• WHAT TO PRODUCE:
Copy out every line exactly as given.
((
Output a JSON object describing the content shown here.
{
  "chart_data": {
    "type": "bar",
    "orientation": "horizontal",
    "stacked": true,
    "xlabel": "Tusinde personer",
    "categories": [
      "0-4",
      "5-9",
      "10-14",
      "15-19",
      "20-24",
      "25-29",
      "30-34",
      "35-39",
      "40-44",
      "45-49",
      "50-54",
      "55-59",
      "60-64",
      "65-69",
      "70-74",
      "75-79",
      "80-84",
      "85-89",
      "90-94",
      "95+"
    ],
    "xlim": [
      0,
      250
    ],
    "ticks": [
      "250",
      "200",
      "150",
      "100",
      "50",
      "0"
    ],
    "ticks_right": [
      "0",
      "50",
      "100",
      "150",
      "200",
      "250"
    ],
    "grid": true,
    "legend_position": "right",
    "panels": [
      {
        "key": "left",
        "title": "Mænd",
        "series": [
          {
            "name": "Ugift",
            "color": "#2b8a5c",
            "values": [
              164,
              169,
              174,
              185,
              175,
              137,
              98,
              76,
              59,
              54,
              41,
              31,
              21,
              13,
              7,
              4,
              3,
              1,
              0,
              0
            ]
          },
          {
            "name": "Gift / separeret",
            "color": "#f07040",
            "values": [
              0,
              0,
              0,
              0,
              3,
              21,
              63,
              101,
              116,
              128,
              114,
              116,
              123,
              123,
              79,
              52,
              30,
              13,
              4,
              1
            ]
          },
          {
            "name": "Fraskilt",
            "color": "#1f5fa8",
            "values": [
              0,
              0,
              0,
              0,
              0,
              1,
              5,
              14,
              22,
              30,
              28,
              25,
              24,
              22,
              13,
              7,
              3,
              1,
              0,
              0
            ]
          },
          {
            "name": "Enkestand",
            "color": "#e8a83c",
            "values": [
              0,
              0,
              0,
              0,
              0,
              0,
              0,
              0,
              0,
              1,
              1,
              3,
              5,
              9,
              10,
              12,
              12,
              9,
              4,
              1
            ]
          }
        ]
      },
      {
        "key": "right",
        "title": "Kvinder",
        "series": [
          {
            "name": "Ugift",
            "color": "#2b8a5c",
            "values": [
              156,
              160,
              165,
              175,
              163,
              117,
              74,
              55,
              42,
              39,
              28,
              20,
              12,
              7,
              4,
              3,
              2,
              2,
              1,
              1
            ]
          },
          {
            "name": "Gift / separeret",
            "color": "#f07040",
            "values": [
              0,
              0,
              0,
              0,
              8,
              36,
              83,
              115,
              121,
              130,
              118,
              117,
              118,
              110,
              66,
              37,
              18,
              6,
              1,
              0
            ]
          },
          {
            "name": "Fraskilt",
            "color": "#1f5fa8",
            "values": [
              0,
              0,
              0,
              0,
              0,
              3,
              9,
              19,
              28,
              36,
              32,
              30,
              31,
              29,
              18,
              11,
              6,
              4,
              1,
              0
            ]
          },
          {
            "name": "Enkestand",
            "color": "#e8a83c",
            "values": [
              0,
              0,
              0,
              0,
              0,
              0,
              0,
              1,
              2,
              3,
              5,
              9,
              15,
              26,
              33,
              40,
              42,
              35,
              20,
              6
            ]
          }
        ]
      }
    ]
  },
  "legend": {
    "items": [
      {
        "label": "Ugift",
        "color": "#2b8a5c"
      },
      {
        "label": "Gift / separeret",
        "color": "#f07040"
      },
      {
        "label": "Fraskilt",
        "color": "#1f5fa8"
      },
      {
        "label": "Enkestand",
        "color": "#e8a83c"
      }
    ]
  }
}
))
• THE ANSWER:
Output a JSON object describing the content shown here.
{
  "chart_data": {
    "type": "bar",
    "orientation": "horizontal",
    "stacked": true,
    "xlabel": "Tusinde personer",
    "categories": [
      "0-4",
      "5-9",
      "10-14",
      "15-19",
      "20-24",
      "25-29",
      "30-34",
      "35-39",
      "40-44",
      "45-49",
      "50-54",
      "55-59",
      "60-64",
      "65-69",
      "70-74",
      "75-79",
      "80-84",
      "85-89",
      "90-94",
      "95+"
    ],
    "xlim": [
      0,
      250
    ],
    "ticks": [
      "250",
      "200",
      "150",
      "100",
      "50",
      "0"
    ],
    "ticks_right": [
      "0",
      "50",
      "100",
      "150",
      "200",
      "250"
    ],
    "grid": true,
    "legend_position": "right",
    "panels": [
      {
        "key": "left",
        "title": "Mænd",
        "series": [
          {
            "name": "Ugift",
            "color": "#2b8a5c",
            "values": [
              164,
              169,
              174,
              185,
              175,
              137,
              98,
              76,
              59,
              54,
              41,
              31,
              21,
              13,
              7,
              4,
              3,
              1,
              0,
              0
            ]
          },
          {
            "name": "Gift / separeret",
            "color": "#f07040",
            "values": [
              0,
              0,
              0,
              0,
              3,
              21,
              63,
              101,
              116,
              128,
              114,
              116,
              123,
              123,
              79,
              52,
              30,
              13,
              4,
              1
            ]
          },
          {
            "name": "Fraskilt",
            "color": "#1f5fa8",
            "values": [
              0,
              0,
              0,
              0,
              0,
              1,
              5,
              14,
              22,
              30,
              28,
              25,
              24,
              22,
              13,
              7,
              3,
              1,
              0,
              0
            ]
          },
          {
            "name": "Enkestand",
            "color": "#e8a83c",
            "values": [
              0,
              0,
              0,
              0,
              0,
              0,
              0,
              0,
              0,
              1,
              1,
              3,
              5,
              9,
              10,
              12,
              12,
              9,
              4,
              1
            ]
          }
        ]
      },
      {
        "key": "right",
        "title": "Kvinder",
        "series": [
          {
            "name": "Ugift",
            "color": "#2b8a5c",
            "values": [
              156,
              160,
              165,
              175,
              163,
              117,
              74,
              55,
              42,
              39,
              28,
              20,
              12,
              7,
              4,
              3,
              2,
              2,
              1,
              1
            ]
          },
          {
            "name": "Gift / separeret",
            "color": "#f07040",
            "values": [
              0,
              0,
              0,
              0,
              8,
              36,
              83,
              115,
              121,
              130,
              118,
              117,
              118,
              110,
              66,
              37,
              18,
              6,
              1,
              0
            ]
          },
          {
            "name": "Fraskilt",
            "color": "#1f5fa8",
            "values": [
              0,
              0,
              0,
              0,
              0,
              3,
              9,
              19,
              28,
              36,
              32,
              30,
              31,
              29,
              18,
              11,
              6,
              4,
              1,
              0
            ]
          },
          {
            "name": "Enkestand",
            "color": "#e8a83c",
            "values": [
              0,
              0,
              0,
              0,
              0,
              0,
              0,
              1,
              2,
              3,
              5,
              9,
              15,
              26,
              33,
              40,
              42,
              35,
              20,
              6
            ]
          }
        ]
      }
    ]
  },
  "legend": {
    "items": [
      {
        "label": "Ugift",
        "color": "#2b8a5c"
      },
      {
        "label": "Gift / separeret",
        "color": "#f07040"
      },
      {
        "label": "Fraskilt",
        "color": "#1f5fa8"
      },
      {
        "label": "Enkestand",
        "color": "#e8a83c"
      }
    ]
  }
}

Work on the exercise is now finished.